■ PROVIDED RECORDS:
* * * *

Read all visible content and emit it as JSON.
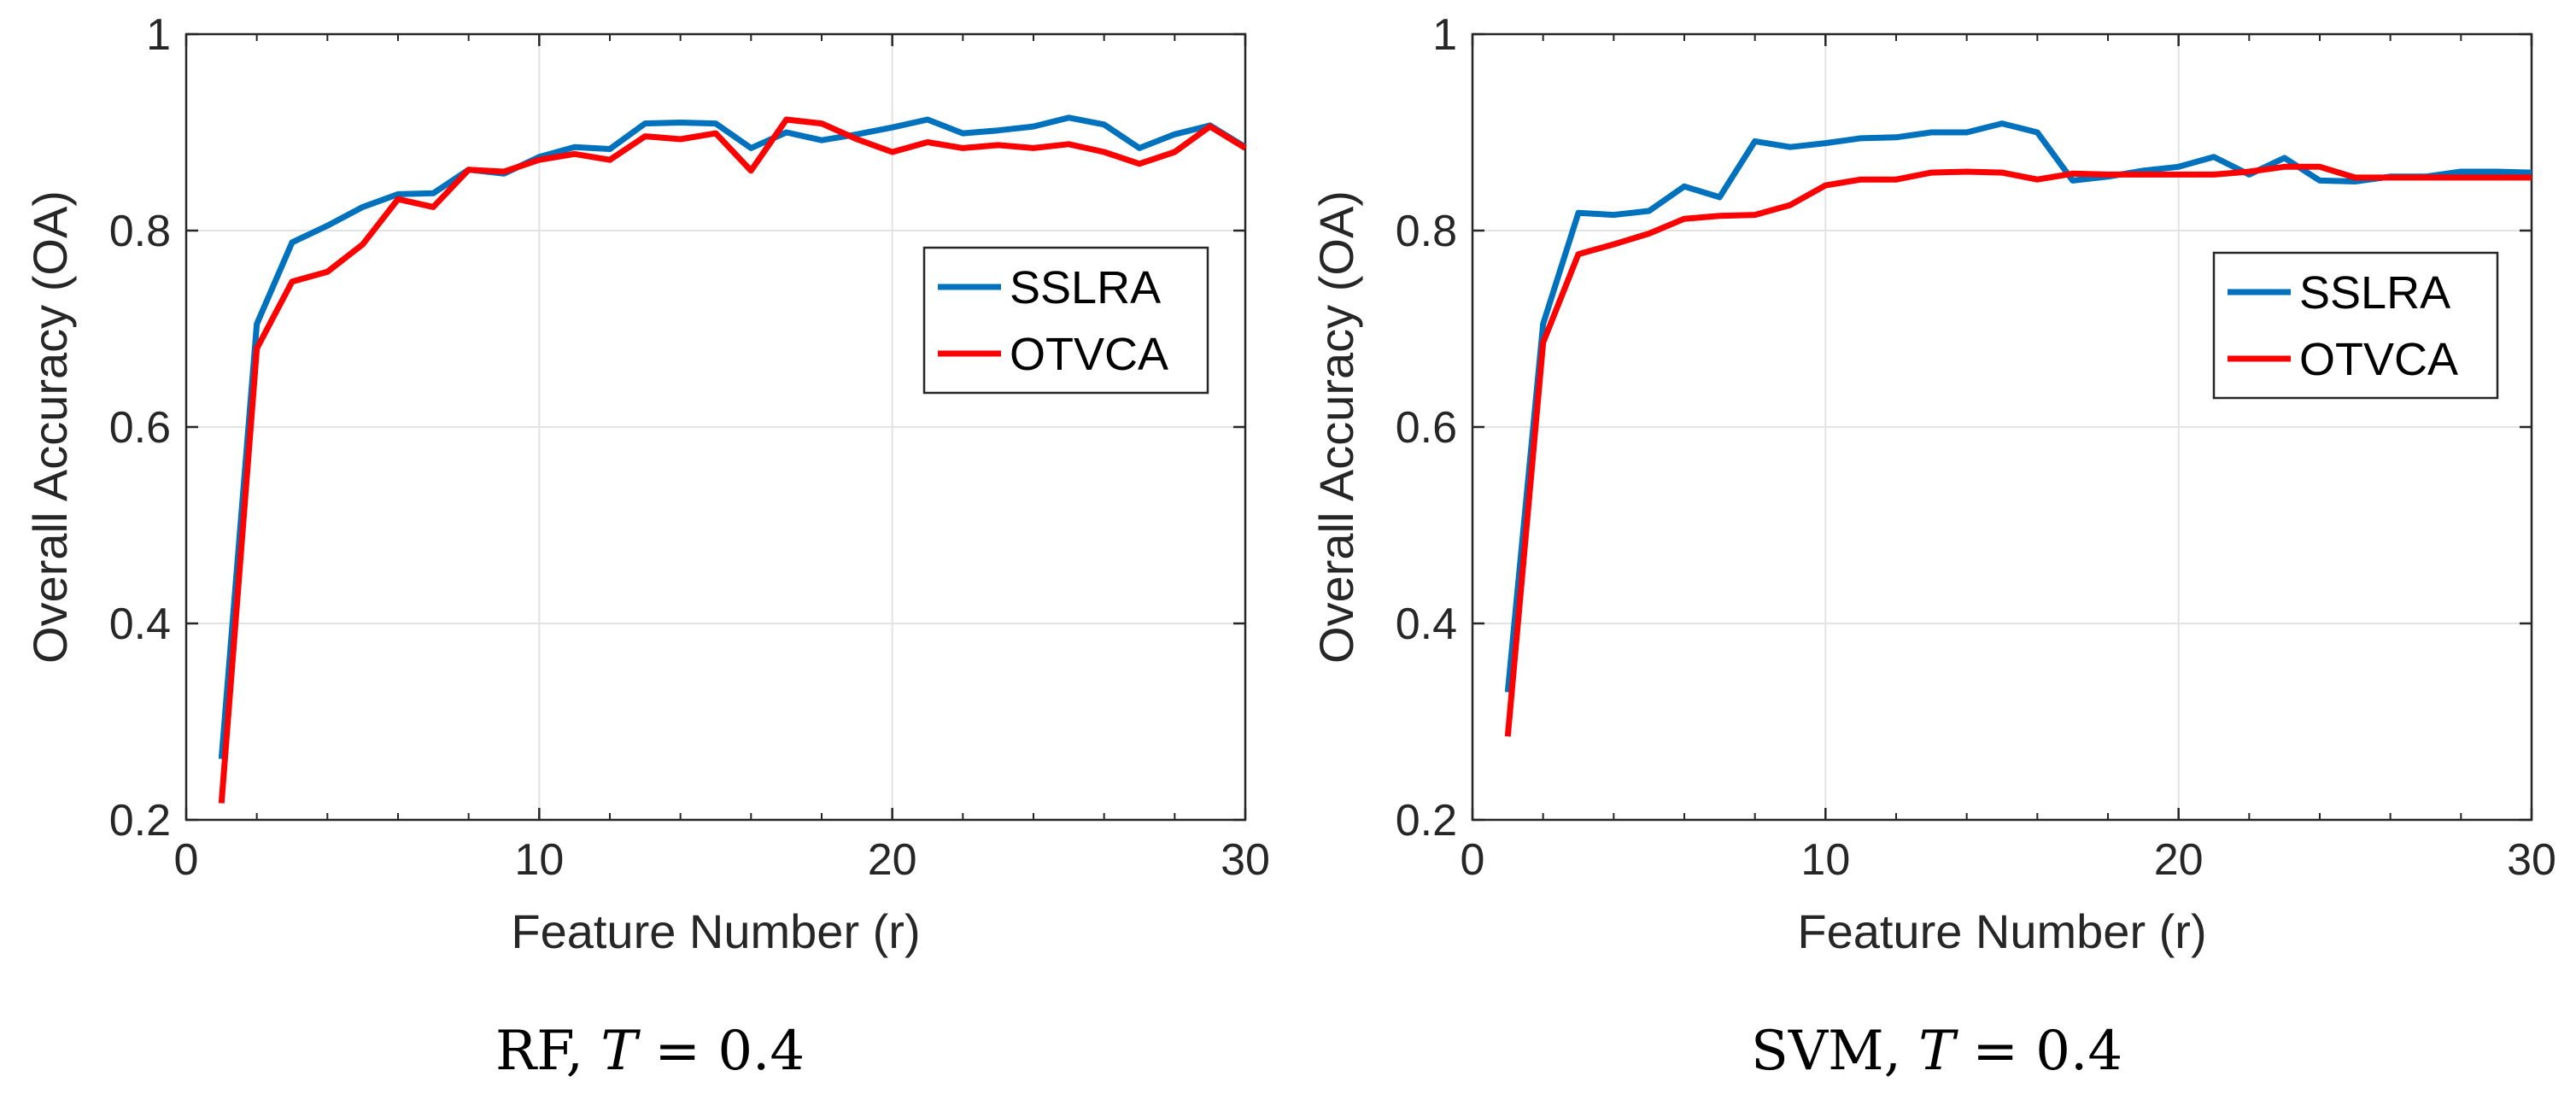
{
  "chart_data": [
    {
      "type": "line",
      "caption": {
        "prefix": "RF, ",
        "var": "T",
        "suffix": " = 0.4"
      },
      "xlabel": "Feature Number (r)",
      "ylabel": "Overall Accuracy (OA)",
      "xlim": [
        0,
        30
      ],
      "ylim": [
        0.2,
        1
      ],
      "xticks": [
        0,
        10,
        20,
        30
      ],
      "yticks": [
        0.2,
        0.4,
        0.6,
        0.8,
        1
      ],
      "ytick_labels": [
        "0.2",
        "0.4",
        "0.6",
        "0.8",
        "1"
      ],
      "grid": true,
      "legend_position": "center-right",
      "x": [
        1,
        2,
        3,
        4,
        5,
        6,
        7,
        8,
        9,
        10,
        11,
        12,
        13,
        14,
        15,
        16,
        17,
        18,
        19,
        20,
        21,
        22,
        23,
        24,
        25,
        26,
        27,
        28,
        29,
        30
      ],
      "series": [
        {
          "name": "SSLRA",
          "color": "#0072BD",
          "values": [
            0.262,
            0.705,
            0.788,
            0.805,
            0.824,
            0.837,
            0.838,
            0.862,
            0.858,
            0.875,
            0.885,
            0.883,
            0.909,
            0.91,
            0.909,
            0.884,
            0.9,
            0.892,
            0.898,
            0.905,
            0.913,
            0.899,
            0.902,
            0.906,
            0.915,
            0.908,
            0.884,
            0.898,
            0.907,
            0.885
          ]
        },
        {
          "name": "OTVCA",
          "color": "#FF0000",
          "values": [
            0.217,
            0.68,
            0.748,
            0.758,
            0.786,
            0.832,
            0.824,
            0.862,
            0.86,
            0.872,
            0.878,
            0.872,
            0.896,
            0.893,
            0.899,
            0.861,
            0.913,
            0.909,
            0.893,
            0.88,
            0.89,
            0.884,
            0.887,
            0.884,
            0.888,
            0.88,
            0.868,
            0.88,
            0.906,
            0.884
          ]
        }
      ]
    },
    {
      "type": "line",
      "caption": {
        "prefix": "SVM, ",
        "var": "T",
        "suffix": " = 0.4"
      },
      "xlabel": "Feature Number (r)",
      "ylabel": "Overall Accuracy (OA)",
      "xlim": [
        0,
        30
      ],
      "ylim": [
        0.2,
        1
      ],
      "xticks": [
        0,
        10,
        20,
        30
      ],
      "yticks": [
        0.2,
        0.4,
        0.6,
        0.8,
        1
      ],
      "ytick_labels": [
        "0.2",
        "0.4",
        "0.6",
        "0.8",
        "1"
      ],
      "grid": true,
      "legend_position": "center-right",
      "x": [
        1,
        2,
        3,
        4,
        5,
        6,
        7,
        8,
        9,
        10,
        11,
        12,
        13,
        14,
        15,
        16,
        17,
        18,
        19,
        20,
        21,
        22,
        23,
        24,
        25,
        26,
        27,
        28,
        29,
        30
      ],
      "series": [
        {
          "name": "SSLRA",
          "color": "#0072BD",
          "values": [
            0.33,
            0.705,
            0.818,
            0.816,
            0.82,
            0.845,
            0.834,
            0.891,
            0.885,
            0.889,
            0.894,
            0.895,
            0.9,
            0.9,
            0.909,
            0.9,
            0.851,
            0.855,
            0.861,
            0.865,
            0.875,
            0.857,
            0.874,
            0.851,
            0.85,
            0.855,
            0.855,
            0.86,
            0.86,
            0.859
          ]
        },
        {
          "name": "OTVCA",
          "color": "#FF0000",
          "values": [
            0.285,
            0.686,
            0.776,
            0.786,
            0.797,
            0.812,
            0.815,
            0.816,
            0.826,
            0.846,
            0.852,
            0.852,
            0.859,
            0.86,
            0.859,
            0.852,
            0.858,
            0.857,
            0.857,
            0.857,
            0.857,
            0.86,
            0.865,
            0.865,
            0.854,
            0.854,
            0.854,
            0.854,
            0.854,
            0.854
          ]
        }
      ]
    }
  ]
}
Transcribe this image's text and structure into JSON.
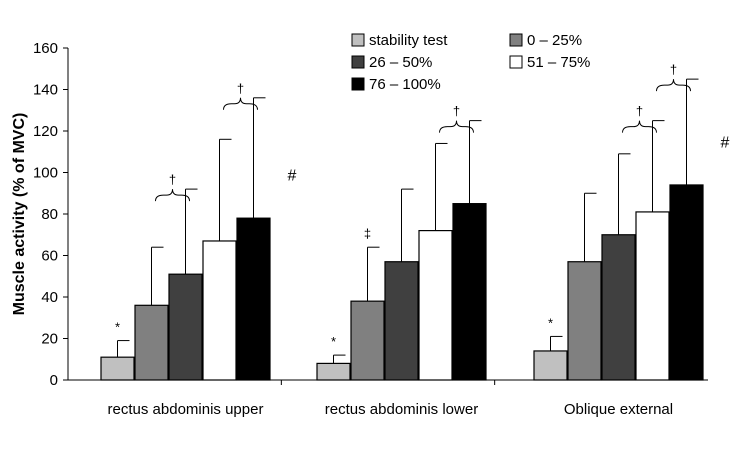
{
  "chart_data": {
    "type": "bar",
    "title": "",
    "xlabel": "",
    "ylabel": "Muscle activity (% of MVC)",
    "ylim": [
      0,
      160
    ],
    "yticks": [
      "0",
      "20",
      "40",
      "60",
      "80",
      "100",
      "120",
      "140",
      "160"
    ],
    "grid": false,
    "legend_position": "top-right",
    "categories": [
      "rectus abdominis upper",
      "rectus abdominis lower",
      "Oblique external"
    ],
    "series": [
      {
        "name": "stability test",
        "color": "#c0c0c0",
        "values": [
          11,
          8,
          14
        ],
        "errors": [
          8,
          4,
          7
        ]
      },
      {
        "name": "0 – 25%",
        "color": "#808080",
        "values": [
          36,
          38,
          57
        ],
        "errors": [
          28,
          26,
          33
        ]
      },
      {
        "name": "26 – 50%",
        "color": "#404040",
        "values": [
          51,
          57,
          70
        ],
        "errors": [
          41,
          35,
          39
        ]
      },
      {
        "name": "51 – 75%",
        "color": "#ffffff",
        "values": [
          67,
          72,
          81
        ],
        "errors": [
          49,
          42,
          44
        ]
      },
      {
        "name": "76 – 100%",
        "color": "#000000",
        "values": [
          78,
          85,
          94
        ],
        "errors": [
          58,
          40,
          51
        ]
      }
    ],
    "annotations": [
      {
        "category": 0,
        "series": 0,
        "symbol": "*"
      },
      {
        "category": 0,
        "series": 4,
        "symbol": "#"
      },
      {
        "category": 1,
        "series": 0,
        "symbol": "*"
      },
      {
        "category": 1,
        "series": 1,
        "symbol": "‡"
      },
      {
        "category": 2,
        "series": 0,
        "symbol": "*"
      },
      {
        "category": 2,
        "series": 4,
        "symbol": "#"
      }
    ],
    "brackets": [
      {
        "category": 0,
        "from": 1,
        "to": 2,
        "symbol": "†"
      },
      {
        "category": 0,
        "from": 3,
        "to": 4,
        "symbol": "†"
      },
      {
        "category": 1,
        "from": 3,
        "to": 4,
        "symbol": "†"
      },
      {
        "category": 2,
        "from": 2,
        "to": 3,
        "symbol": "†"
      },
      {
        "category": 2,
        "from": 3,
        "to": 4,
        "symbol": "†"
      }
    ]
  }
}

* * * *

■ EXERCISE AIM: Copy out each line exactly, without the pictures.

■ RESULT OF THIS EXERCISE:
Read all visible content and emit it as JSON.
{
  "chart_data": [
    {
      "type": "line",
      "caption": {
        "prefix": "RF, ",
        "var": "T",
        "suffix": " = 0.4"
      },
      "xlabel": "Feature Number (r)",
      "ylabel": "Overall Accuracy (OA)",
      "xlim": [
        0,
        30
      ],
      "ylim": [
        0.2,
        1
      ],
      "xticks": [
        0,
        10,
        20,
        30
      ],
      "yticks": [
        0.2,
        0.4,
        0.6,
        0.8,
        1
      ],
      "ytick_labels": [
        "0.2",
        "0.4",
        "0.6",
        "0.8",
        "1"
      ],
      "grid": true,
      "legend_position": "center-right",
      "x": [
        1,
        2,
        3,
        4,
        5,
        6,
        7,
        8,
        9,
        10,
        11,
        12,
        13,
        14,
        15,
        16,
        17,
        18,
        19,
        20,
        21,
        22,
        23,
        24,
        25,
        26,
        27,
        28,
        29,
        30
      ],
      "series": [
        {
          "name": "SSLRA",
          "color": "#0072BD",
          "values": [
            0.262,
            0.705,
            0.788,
            0.805,
            0.824,
            0.837,
            0.838,
            0.862,
            0.858,
            0.875,
            0.885,
            0.883,
            0.909,
            0.91,
            0.909,
            0.884,
            0.9,
            0.892,
            0.898,
            0.905,
            0.913,
            0.899,
            0.902,
            0.906,
            0.915,
            0.908,
            0.884,
            0.898,
            0.907,
            0.885
          ]
        },
        {
          "name": "OTVCA",
          "color": "#FF0000",
          "values": [
            0.217,
            0.68,
            0.748,
            0.758,
            0.786,
            0.832,
            0.824,
            0.862,
            0.86,
            0.872,
            0.878,
            0.872,
            0.896,
            0.893,
            0.899,
            0.861,
            0.913,
            0.909,
            0.893,
            0.88,
            0.89,
            0.884,
            0.887,
            0.884,
            0.888,
            0.88,
            0.868,
            0.88,
            0.906,
            0.884
          ]
        }
      ]
    },
    {
      "type": "line",
      "caption": {
        "prefix": "SVM, ",
        "var": "T",
        "suffix": " = 0.4"
      },
      "xlabel": "Feature Number (r)",
      "ylabel": "Overall Accuracy (OA)",
      "xlim": [
        0,
        30
      ],
      "ylim": [
        0.2,
        1
      ],
      "xticks": [
        0,
        10,
        20,
        30
      ],
      "yticks": [
        0.2,
        0.4,
        0.6,
        0.8,
        1
      ],
      "ytick_labels": [
        "0.2",
        "0.4",
        "0.6",
        "0.8",
        "1"
      ],
      "grid": true,
      "legend_position": "center-right",
      "x": [
        1,
        2,
        3,
        4,
        5,
        6,
        7,
        8,
        9,
        10,
        11,
        12,
        13,
        14,
        15,
        16,
        17,
        18,
        19,
        20,
        21,
        22,
        23,
        24,
        25,
        26,
        27,
        28,
        29,
        30
      ],
      "series": [
        {
          "name": "SSLRA",
          "color": "#0072BD",
          "values": [
            0.33,
            0.705,
            0.818,
            0.816,
            0.82,
            0.845,
            0.834,
            0.891,
            0.885,
            0.889,
            0.894,
            0.895,
            0.9,
            0.9,
            0.909,
            0.9,
            0.851,
            0.855,
            0.861,
            0.865,
            0.875,
            0.857,
            0.874,
            0.851,
            0.85,
            0.855,
            0.855,
            0.86,
            0.86,
            0.859
          ]
        },
        {
          "name": "OTVCA",
          "color": "#FF0000",
          "values": [
            0.285,
            0.686,
            0.776,
            0.786,
            0.797,
            0.812,
            0.815,
            0.816,
            0.826,
            0.846,
            0.852,
            0.852,
            0.859,
            0.86,
            0.859,
            0.852,
            0.858,
            0.857,
            0.857,
            0.857,
            0.857,
            0.86,
            0.865,
            0.865,
            0.854,
            0.854,
            0.854,
            0.854,
            0.854,
            0.854
          ]
        }
      ]
    }
  ]
}
Transcribe this image's text and structure into JSON.
{
  "chart_data": {
    "type": "bar",
    "title": "",
    "xlabel": "",
    "ylabel": "Muscle activity (% of MVC)",
    "ylim": [
      0,
      160
    ],
    "yticks": [
      "0",
      "20",
      "40",
      "60",
      "80",
      "100",
      "120",
      "140",
      "160"
    ],
    "grid": false,
    "legend_position": "top-right",
    "categories": [
      "rectus abdominis upper",
      "rectus abdominis lower",
      "Oblique external"
    ],
    "series": [
      {
        "name": "stability test",
        "color": "#c0c0c0",
        "values": [
          11,
          8,
          14
        ],
        "errors": [
          8,
          4,
          7
        ]
      },
      {
        "name": "0 – 25%",
        "color": "#808080",
        "values": [
          36,
          38,
          57
        ],
        "errors": [
          28,
          26,
          33
        ]
      },
      {
        "name": "26 – 50%",
        "color": "#404040",
        "values": [
          51,
          57,
          70
        ],
        "errors": [
          41,
          35,
          39
        ]
      },
      {
        "name": "51 – 75%",
        "color": "#ffffff",
        "values": [
          67,
          72,
          81
        ],
        "errors": [
          49,
          42,
          44
        ]
      },
      {
        "name": "76 – 100%",
        "color": "#000000",
        "values": [
          78,
          85,
          94
        ],
        "errors": [
          58,
          40,
          51
        ]
      }
    ],
    "annotations": [
      {
        "category": 0,
        "series": 0,
        "symbol": "*"
      },
      {
        "category": 0,
        "series": 4,
        "symbol": "#"
      },
      {
        "category": 1,
        "series": 0,
        "symbol": "*"
      },
      {
        "category": 1,
        "series": 1,
        "symbol": "‡"
      },
      {
        "category": 2,
        "series": 0,
        "symbol": "*"
      },
      {
        "category": 2,
        "series": 4,
        "symbol": "#"
      }
    ],
    "brackets": [
      {
        "category": 0,
        "from": 1,
        "to": 2,
        "symbol": "†"
      },
      {
        "category": 0,
        "from": 3,
        "to": 4,
        "symbol": "†"
      },
      {
        "category": 1,
        "from": 3,
        "to": 4,
        "symbol": "†"
      },
      {
        "category": 2,
        "from": 2,
        "to": 3,
        "symbol": "†"
      },
      {
        "category": 2,
        "from": 3,
        "to": 4,
        "symbol": "†"
      }
    ]
  }
}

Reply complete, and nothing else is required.